▸ **The request**
Please copy every line below character for character, leaving out the picture.
** BEGIN Source material **
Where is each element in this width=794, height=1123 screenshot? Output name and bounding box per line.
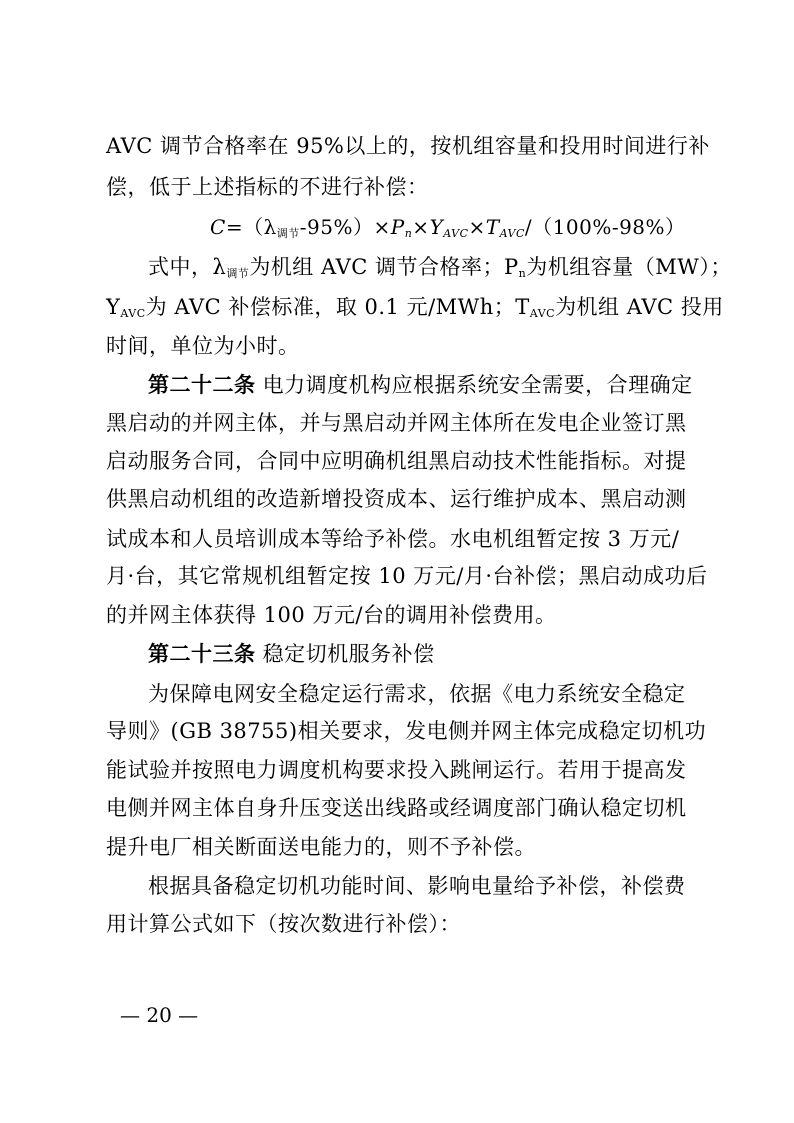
formula-part: × <box>412 215 430 239</box>
formula-sub: 调节 <box>276 227 300 240</box>
text-line <box>106 288 724 326</box>
formula-sub: AVC <box>499 227 525 240</box>
formula-part: =（ <box>225 215 264 239</box>
text-line: 偿，低于上述指标的不进行补偿： <box>106 175 429 199</box>
text-span: 为机组 AVC 投用 <box>555 295 724 319</box>
formula-part: × <box>468 215 486 239</box>
var-sub: 调节 <box>226 267 250 280</box>
text-line: 能试验并按照电力调度机构要求投入跳闸运行。若用于提高发 <box>106 758 687 782</box>
formula-sub: AVC <box>443 227 469 240</box>
formula-sub: n <box>404 227 413 240</box>
text-line: 用计算公式如下（按次数进行补偿）： <box>106 912 461 936</box>
compensation-formula <box>210 208 794 246</box>
formula-lambda: λ <box>263 215 277 239</box>
var-t: T <box>515 295 530 319</box>
text-span: 为机组容量（MW）； <box>526 255 732 279</box>
text-line: 供黑启动机组的改造新增投资成本、运行维护成本、黑启动测 <box>106 487 687 511</box>
text-line: 电侧并网主体自身升压变送出线路或经调度部门确认稳定切机 <box>106 796 687 820</box>
text-line: 为保障电网安全稳定运行需求，依据《电力系统安全稳定 <box>148 682 686 706</box>
var-lambda: λ <box>212 255 227 279</box>
text-line: 的并网主体获得 100 万元/台的调用补偿费用。 <box>106 603 557 627</box>
var-y: Y <box>106 295 121 319</box>
article-23-heading-line <box>148 635 694 673</box>
formula-c: C <box>210 215 226 239</box>
text-line: 导则》(GB 38755)相关要求，发电侧并网主体完成稳定切机功 <box>106 719 707 743</box>
text-line: AVC 调节合格率在 95%以上的，按机组容量和投用时间进行补 <box>106 134 710 158</box>
text-line <box>148 248 732 286</box>
text-span: 为 AVC 补偿标准，取 0.1 元/MWh； <box>145 295 516 319</box>
text-span: 电力调度机构应根据系统安全需要，合理确定 <box>255 373 693 397</box>
text-line: 黑启动的并网主体，并与黑启动并网主体所在发电企业签订黑 <box>106 411 687 435</box>
var-sub: AVC <box>120 307 146 320</box>
text-span: 式中， <box>148 255 213 279</box>
page-number: — 20 — <box>120 1003 199 1027</box>
text-line: 根据具备稳定切机功能时间、影响电量给予补偿，补偿费 <box>148 874 686 898</box>
formula-p: P <box>390 215 405 239</box>
article-23-subtitle: 稳定切机服务补偿 <box>255 642 435 666</box>
text-line: 月·台，其它常规机组暂定按 10 万元/月·台补偿；黑启动成功后 <box>106 564 708 588</box>
text-span: 为机组 AVC 调节合格率； <box>249 255 505 279</box>
var-sub: n <box>518 267 527 280</box>
formula-part: -95%）× <box>299 215 391 239</box>
article-22-title: 第二十二条 <box>148 372 256 397</box>
article-22-heading-line <box>148 366 694 404</box>
formula-y: Y <box>429 215 444 239</box>
var-p: P <box>504 255 519 279</box>
article-23-title: 第二十三条 <box>148 641 256 666</box>
text-line: 启动服务合同，合同中应明确机组黑启动技术性能指标。对提 <box>106 449 687 473</box>
text-line: 提升电厂相关断面送电能力的，则不予补偿。 <box>106 835 536 859</box>
var-sub: AVC <box>529 307 556 320</box>
formula-t: T <box>485 215 500 239</box>
text-line: 时间，单位为小时。 <box>106 334 300 358</box>
text-line: 试成本和人员培训成本等给予补偿。水电机组暂定按 3 万元/ <box>106 527 680 551</box>
formula-part: /（100%-98%） <box>524 215 686 239</box>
** END Source material **
▸ **Task output**
Where is each element in this width=794, height=1123 screenshot? Output name and bounding box per line.
formula-part: × <box>412 215 430 239</box>
formula-sub: 调节 <box>276 227 300 240</box>
text-line <box>106 288 724 326</box>
formula-sub: AVC <box>499 227 525 240</box>
formula-part: =（ <box>225 215 264 239</box>
text-line: 偿，低于上述指标的不进行补偿： <box>106 175 429 199</box>
text-span: 为机组 AVC 投用 <box>555 295 724 319</box>
formula-part: × <box>468 215 486 239</box>
var-sub: 调节 <box>226 267 250 280</box>
text-line: 能试验并按照电力调度机构要求投入跳闸运行。若用于提高发 <box>106 758 687 782</box>
formula-sub: AVC <box>443 227 469 240</box>
formula-sub: n <box>404 227 413 240</box>
text-line: 用计算公式如下（按次数进行补偿）： <box>106 912 461 936</box>
compensation-formula <box>210 208 794 246</box>
formula-lambda: λ <box>263 215 277 239</box>
var-t: T <box>515 295 530 319</box>
text-span: 为机组容量（MW）； <box>526 255 732 279</box>
text-line: 供黑启动机组的改造新增投资成本、运行维护成本、黑启动测 <box>106 487 687 511</box>
text-line: 电侧并网主体自身升压变送出线路或经调度部门确认稳定切机 <box>106 796 687 820</box>
text-line: 为保障电网安全稳定运行需求，依据《电力系统安全稳定 <box>148 682 686 706</box>
var-lambda: λ <box>212 255 227 279</box>
text-line: 的并网主体获得 100 万元/台的调用补偿费用。 <box>106 603 557 627</box>
var-y: Y <box>106 295 121 319</box>
article-23-heading-line <box>148 635 694 673</box>
formula-c: C <box>210 215 226 239</box>
text-line: 导则》(GB 38755)相关要求，发电侧并网主体完成稳定切机功 <box>106 719 707 743</box>
text-line: AVC 调节合格率在 95%以上的，按机组容量和投用时间进行补 <box>106 134 710 158</box>
text-line <box>148 248 732 286</box>
text-span: 为 AVC 补偿标准，取 0.1 元/MWh； <box>145 295 516 319</box>
text-span: 电力调度机构应根据系统安全需要，合理确定 <box>255 373 693 397</box>
text-line: 黑启动的并网主体，并与黑启动并网主体所在发电企业签订黑 <box>106 411 687 435</box>
var-sub: AVC <box>120 307 146 320</box>
text-span: 式中， <box>148 255 213 279</box>
page-number: — 20 — <box>120 1003 199 1027</box>
text-line: 根据具备稳定切机功能时间、影响电量给予补偿，补偿费 <box>148 874 686 898</box>
formula-p: P <box>390 215 405 239</box>
article-23-subtitle: 稳定切机服务补偿 <box>255 642 435 666</box>
text-line: 月·台，其它常规机组暂定按 10 万元/月·台补偿；黑启动成功后 <box>106 564 708 588</box>
text-span: 为机组 AVC 调节合格率； <box>249 255 505 279</box>
var-sub: n <box>518 267 527 280</box>
formula-part: -95%）× <box>299 215 391 239</box>
article-22-title: 第二十二条 <box>148 372 256 397</box>
article-22-heading-line <box>148 366 694 404</box>
formula-y: Y <box>429 215 444 239</box>
var-p: P <box>504 255 519 279</box>
article-23-title: 第二十三条 <box>148 641 256 666</box>
text-line: 启动服务合同，合同中应明确机组黑启动技术性能指标。对提 <box>106 449 687 473</box>
text-line: 提升电厂相关断面送电能力的，则不予补偿。 <box>106 835 536 859</box>
var-sub: AVC <box>529 307 556 320</box>
formula-t: T <box>485 215 500 239</box>
text-line: 时间，单位为小时。 <box>106 334 300 358</box>
text-line: 试成本和人员培训成本等给予补偿。水电机组暂定按 3 万元/ <box>106 527 680 551</box>
formula-part: /（100%-98%） <box>524 215 686 239</box>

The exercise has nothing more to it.